Stored data:
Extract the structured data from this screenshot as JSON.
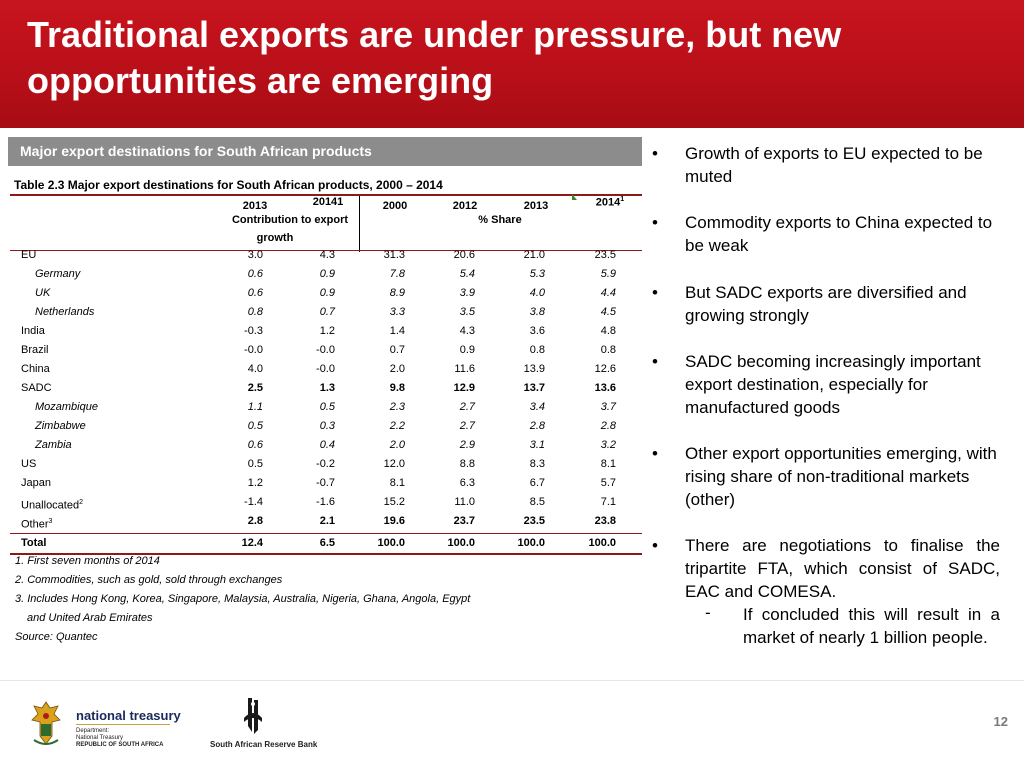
{
  "title": "Traditional exports are under pressure, but new opportunities are emerging",
  "section_label": "Major export destinations for South African products",
  "table": {
    "caption": "Table 2.3  Major export destinations for South African products, 2000 – 2014",
    "hdr_2013": "2013",
    "hdr_20141": "20141",
    "hdr_contrib": "Contribution to export",
    "hdr_growth": "growth",
    "hdr_2000": "2000",
    "hdr_2012": "2012",
    "hdr_2013b": "2013",
    "hdr_2014": "2014",
    "hdr_2014_sup": "1",
    "hdr_share": "% Share",
    "rows": [
      {
        "label": "EU",
        "v": [
          "3.0",
          "4.3",
          "31.3",
          "20.6",
          "21.0",
          "23.5"
        ]
      },
      {
        "label": "Germany",
        "v": [
          "0.6",
          "0.9",
          "7.8",
          "5.4",
          "5.3",
          "5.9"
        ]
      },
      {
        "label": "UK",
        "v": [
          "0.6",
          "0.9",
          "8.9",
          "3.9",
          "4.0",
          "4.4"
        ]
      },
      {
        "label": "Netherlands",
        "v": [
          "0.8",
          "0.7",
          "3.3",
          "3.5",
          "3.8",
          "4.5"
        ]
      },
      {
        "label": "India",
        "v": [
          "-0.3",
          "1.2",
          "1.4",
          "4.3",
          "3.6",
          "4.8"
        ]
      },
      {
        "label": "Brazil",
        "v": [
          "-0.0",
          "-0.0",
          "0.7",
          "0.9",
          "0.8",
          "0.8"
        ]
      },
      {
        "label": "China",
        "v": [
          "4.0",
          "-0.0",
          "2.0",
          "11.6",
          "13.9",
          "12.6"
        ]
      },
      {
        "label": "SADC",
        "v": [
          "2.5",
          "1.3",
          "9.8",
          "12.9",
          "13.7",
          "13.6"
        ]
      },
      {
        "label": "Mozambique",
        "v": [
          "1.1",
          "0.5",
          "2.3",
          "2.7",
          "3.4",
          "3.7"
        ]
      },
      {
        "label": "Zimbabwe",
        "v": [
          "0.5",
          "0.3",
          "2.2",
          "2.7",
          "2.8",
          "2.8"
        ]
      },
      {
        "label": "Zambia",
        "v": [
          "0.6",
          "0.4",
          "2.0",
          "2.9",
          "3.1",
          "3.2"
        ]
      },
      {
        "label": "US",
        "v": [
          "0.5",
          "-0.2",
          "12.0",
          "8.8",
          "8.3",
          "8.1"
        ]
      },
      {
        "label": "Japan",
        "v": [
          "1.2",
          "-0.7",
          "8.1",
          "6.3",
          "6.7",
          "5.7"
        ]
      },
      {
        "label": "Unallocated",
        "sup": "2",
        "v": [
          "-1.4",
          "-1.6",
          "15.2",
          "11.0",
          "8.5",
          "7.1"
        ]
      },
      {
        "label": "Other",
        "sup": "3",
        "v": [
          "2.8",
          "2.1",
          "19.6",
          "23.7",
          "23.5",
          "23.8"
        ]
      },
      {
        "label": "Total",
        "v": [
          "12.4",
          "6.5",
          "100.0",
          "100.0",
          "100.0",
          "100.0"
        ]
      }
    ],
    "footnotes": [
      "1. First seven months of 2014",
      "2. Commodities, such as gold, sold through exchanges",
      "3. Includes Hong Kong, Korea, Singapore, Malaysia, Australia, Nigeria, Ghana, Angola, Egypt",
      "and United Arab Emirates",
      "Source: Quantec"
    ]
  },
  "bullets": [
    "Growth of exports to EU expected to be muted",
    "Commodity exports to China expected to be weak",
    "But SADC exports are diversified and growing strongly",
    "SADC becoming increasingly important export destination, especially for manufactured goods",
    "Other export opportunities emerging, with rising share of non-traditional markets (other)",
    "There are negotiations to finalise the tripartite FTA, which consist of SADC, EAC and COMESA."
  ],
  "sub_bullet": "If concluded this will result in a market of nearly 1 billion people.",
  "bullet_glyph": "•",
  "dash_glyph": "-",
  "footer": {
    "treasury_name": "national treasury",
    "treasury_line1": "Department:",
    "treasury_line2": "National Treasury",
    "treasury_line3": "REPUBLIC OF SOUTH AFRICA",
    "reserve_bank": "South African Reserve Bank",
    "page_number": "12"
  },
  "colors": {
    "header_red": "#c8141e",
    "section_grey": "#8c8c8c",
    "rule": "#8b1a1a"
  }
}
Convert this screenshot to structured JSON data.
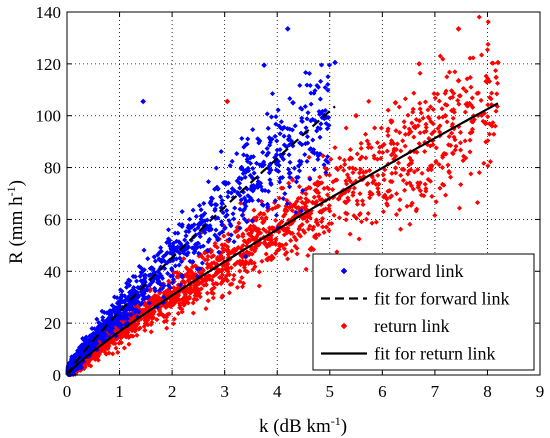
{
  "chart_data": {
    "type": "scatter",
    "xlabel": "k (dB km",
    "xlabel_exp": "-1",
    "xlabel_close": ")",
    "ylabel": "R (mm h",
    "ylabel_exp": "-1",
    "ylabel_close": ")",
    "xlim": [
      0,
      9
    ],
    "ylim": [
      0,
      140
    ],
    "x_ticks": [
      "0",
      "1",
      "2",
      "3",
      "4",
      "5",
      "6",
      "7",
      "8",
      "9"
    ],
    "y_ticks": [
      "0",
      "20",
      "40",
      "60",
      "80",
      "100",
      "120",
      "140"
    ],
    "grid": true,
    "legend_position": "lower-right",
    "series": [
      {
        "name": "forward link",
        "kind": "scatter",
        "color": "#0000ff",
        "marker": "diamond",
        "trend": {
          "a": 24.5,
          "b": 0.885,
          "k_min": 0.0,
          "k_max": 5.0,
          "spread": 0.12
        },
        "outliers": [
          [
            1.45,
            105.5
          ],
          [
            3.75,
            119.5
          ],
          [
            4.2,
            133.5
          ],
          [
            5.1,
            120.5
          ],
          [
            4.3,
            105
          ],
          [
            4.1,
            95
          ]
        ]
      },
      {
        "name": "fit for forward link",
        "kind": "line",
        "color": "#000000",
        "dash": "dashed",
        "function": "R = 24.5 k^0.885",
        "k_range": [
          0,
          5.1
        ]
      },
      {
        "name": "return link",
        "kind": "scatter",
        "color": "#ff0000",
        "marker": "diamond",
        "trend": {
          "a": 16.8,
          "b": 0.87,
          "k_min": 0.0,
          "k_max": 8.2,
          "spread": 0.13
        },
        "outliers": [
          [
            3.05,
            105.5
          ],
          [
            6.7,
            120
          ],
          [
            7.45,
            133.5
          ],
          [
            7.45,
            113.5
          ],
          [
            8.2,
            120.5
          ],
          [
            6.25,
            105
          ],
          [
            7.2,
            100
          ],
          [
            5.5,
            100
          ]
        ]
      },
      {
        "name": "fit for return link",
        "kind": "line",
        "color": "#000000",
        "dash": "solid",
        "function": "R = 16.8 k^0.87",
        "k_range": [
          0,
          8.2
        ]
      }
    ]
  }
}
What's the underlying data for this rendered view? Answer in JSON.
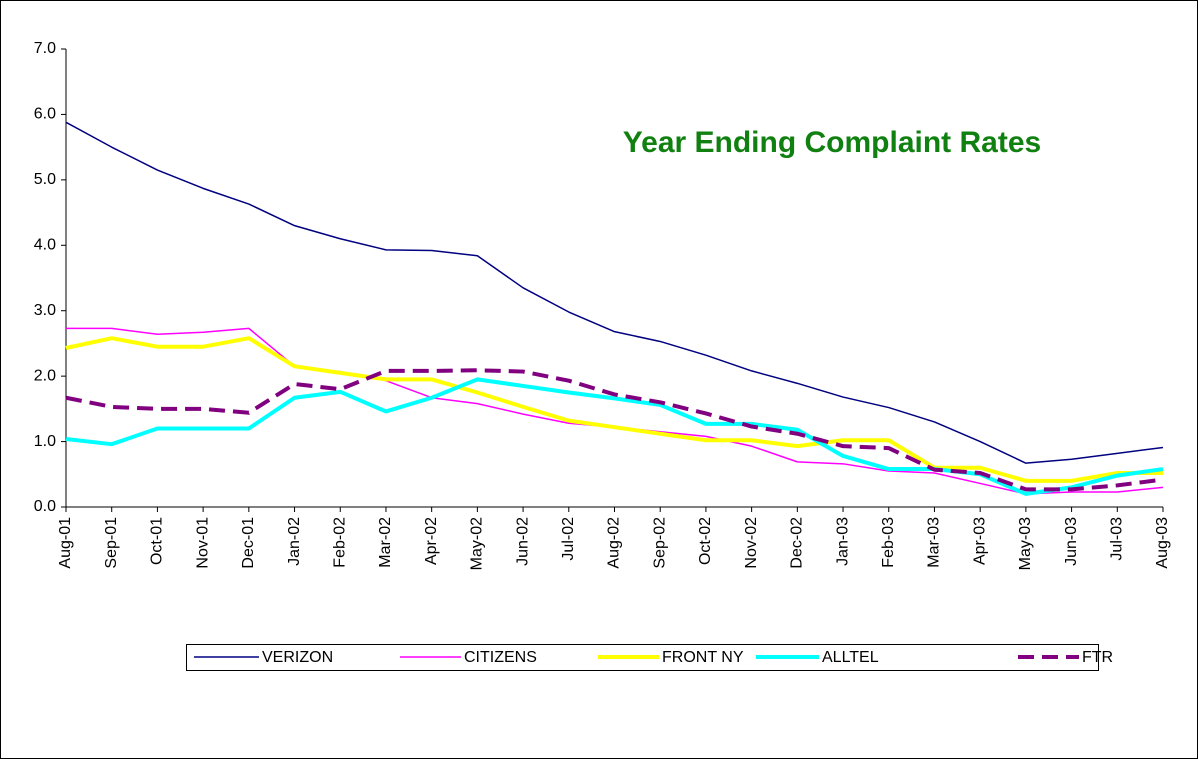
{
  "chart_data": {
    "type": "line",
    "title": "Year Ending Complaint Rates",
    "title_color": "#108010",
    "categories": [
      "Aug-01",
      "Sep-01",
      "Oct-01",
      "Nov-01",
      "Dec-01",
      "Jan-02",
      "Feb-02",
      "Mar-02",
      "Apr-02",
      "May-02",
      "Jun-02",
      "Jul-02",
      "Aug-02",
      "Sep-02",
      "Oct-02",
      "Nov-02",
      "Dec-02",
      "Jan-03",
      "Feb-03",
      "Mar-03",
      "Apr-03",
      "May-03",
      "Jun-03",
      "Jul-03",
      "Aug-03"
    ],
    "series": [
      {
        "name": "VERIZON",
        "color": "#000080",
        "width": 1.5,
        "dashed": false,
        "values": [
          5.88,
          5.5,
          5.15,
          4.87,
          4.63,
          4.3,
          4.1,
          3.93,
          3.92,
          3.84,
          3.35,
          2.98,
          2.68,
          2.53,
          2.32,
          2.08,
          1.89,
          1.68,
          1.52,
          1.3,
          1.0,
          0.67,
          0.73,
          0.82,
          0.91
        ]
      },
      {
        "name": "CITIZENS",
        "color": "#ff00ff",
        "width": 1.5,
        "dashed": false,
        "values": [
          2.73,
          2.73,
          2.64,
          2.67,
          2.73,
          2.15,
          2.07,
          1.93,
          1.67,
          1.58,
          1.42,
          1.28,
          1.22,
          1.15,
          1.08,
          0.93,
          0.69,
          0.66,
          0.55,
          0.52,
          0.36,
          0.2,
          0.23,
          0.23,
          0.3
        ]
      },
      {
        "name": "FRONT NY",
        "color": "#ffff00",
        "width": 4,
        "dashed": false,
        "values": [
          2.43,
          2.58,
          2.45,
          2.45,
          2.58,
          2.15,
          2.05,
          1.95,
          1.95,
          1.75,
          1.53,
          1.32,
          1.22,
          1.12,
          1.02,
          1.02,
          0.93,
          1.02,
          1.02,
          0.6,
          0.6,
          0.4,
          0.4,
          0.52,
          0.52
        ]
      },
      {
        "name": "ALLTEL",
        "color": "#00ffff",
        "width": 4,
        "dashed": false,
        "values": [
          1.04,
          0.96,
          1.2,
          1.2,
          1.2,
          1.67,
          1.76,
          1.46,
          1.67,
          1.95,
          1.85,
          1.75,
          1.66,
          1.56,
          1.27,
          1.27,
          1.18,
          0.78,
          0.58,
          0.58,
          0.5,
          0.2,
          0.3,
          0.48,
          0.58
        ]
      },
      {
        "name": "FTR",
        "color": "#800080",
        "width": 4,
        "dashed": true,
        "values": [
          1.67,
          1.53,
          1.5,
          1.5,
          1.44,
          1.88,
          1.8,
          2.08,
          2.08,
          2.09,
          2.07,
          1.93,
          1.72,
          1.6,
          1.43,
          1.23,
          1.12,
          0.93,
          0.9,
          0.57,
          0.52,
          0.27,
          0.27,
          0.33,
          0.42
        ]
      }
    ],
    "ylim": [
      0,
      7
    ],
    "yticks": [
      {
        "value": 0,
        "label": "0.0"
      },
      {
        "value": 1,
        "label": "1.0"
      },
      {
        "value": 2,
        "label": "2.0"
      },
      {
        "value": 3,
        "label": "3.0"
      },
      {
        "value": 4,
        "label": "4.0"
      },
      {
        "value": 5,
        "label": "5.0"
      },
      {
        "value": 6,
        "label": "6.0"
      },
      {
        "value": 7,
        "label": "7.0"
      }
    ],
    "grid": false,
    "legend": "bottom"
  }
}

§ What to produce
Filter out every line that lacks the word "expected", and copy the rest.

§ Answer to the task
    "Growth of exports to EU expected to be muted",
    "Commodity exports to China expected to be weak",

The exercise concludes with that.